** Brief **
Copy every line of the listing exactly.

** Records shown **
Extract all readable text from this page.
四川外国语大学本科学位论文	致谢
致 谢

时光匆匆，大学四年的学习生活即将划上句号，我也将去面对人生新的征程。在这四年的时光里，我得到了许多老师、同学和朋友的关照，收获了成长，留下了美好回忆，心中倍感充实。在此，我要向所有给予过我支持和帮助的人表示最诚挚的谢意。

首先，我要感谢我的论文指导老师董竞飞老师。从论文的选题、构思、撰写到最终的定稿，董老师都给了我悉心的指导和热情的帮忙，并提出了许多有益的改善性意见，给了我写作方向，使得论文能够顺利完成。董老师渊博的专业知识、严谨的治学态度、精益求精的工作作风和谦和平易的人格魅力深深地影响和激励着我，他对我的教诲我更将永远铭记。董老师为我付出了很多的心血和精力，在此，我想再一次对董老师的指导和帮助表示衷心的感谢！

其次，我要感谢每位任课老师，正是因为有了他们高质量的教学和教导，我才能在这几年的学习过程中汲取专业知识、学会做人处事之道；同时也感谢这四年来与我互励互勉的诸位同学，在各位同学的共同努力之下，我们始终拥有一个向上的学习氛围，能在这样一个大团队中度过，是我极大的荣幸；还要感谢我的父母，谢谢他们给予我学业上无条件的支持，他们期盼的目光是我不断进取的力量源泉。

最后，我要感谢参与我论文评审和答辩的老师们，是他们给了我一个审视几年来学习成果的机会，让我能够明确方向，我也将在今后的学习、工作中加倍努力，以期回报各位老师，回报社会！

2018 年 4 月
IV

** Correct answer **
Extract all readable text from this page.
四川外国语大学本科学位论文	致谢
致 谢

时光匆匆，大学四年的学习生活即将划上句号，我也将去面对人生新的征程。在这四年的时光里，我得到了许多老师、同学和朋友的关照，收获了成长，留下了美好回忆，心中倍感充实。在此，我要向所有给予过我支持和帮助的人表示最诚挚的谢意。

首先，我要感谢我的论文指导老师董竞飞老师。从论文的选题、构思、撰写到最终的定稿，董老师都给了我悉心的指导和热情的帮忙，并提出了许多有益的改善性意见，给了我写作方向，使得论文能够顺利完成。董老师渊博的专业知识、严谨的治学态度、精益求精的工作作风和谦和平易的人格魅力深深地影响和激励着我，他对我的教诲我更将永远铭记。董老师为我付出了很多的心血和精力，在此，我想再一次对董老师的指导和帮助表示衷心的感谢！

其次，我要感谢每位任课老师，正是因为有了他们高质量的教学和教导，我才能在这几年的学习过程中汲取专业知识、学会做人处事之道；同时也感谢这四年来与我互励互勉的诸位同学，在各位同学的共同努力之下，我们始终拥有一个向上的学习氛围，能在这样一个大团队中度过，是我极大的荣幸；还要感谢我的父母，谢谢他们给予我学业上无条件的支持，他们期盼的目光是我不断进取的力量源泉。

最后，我要感谢参与我论文评审和答辩的老师们，是他们给了我一个审视几年来学习成果的机会，让我能够明确方向，我也将在今后的学习、工作中加倍努力，以期回报各位老师，回报社会！

2018 年 4 月
IV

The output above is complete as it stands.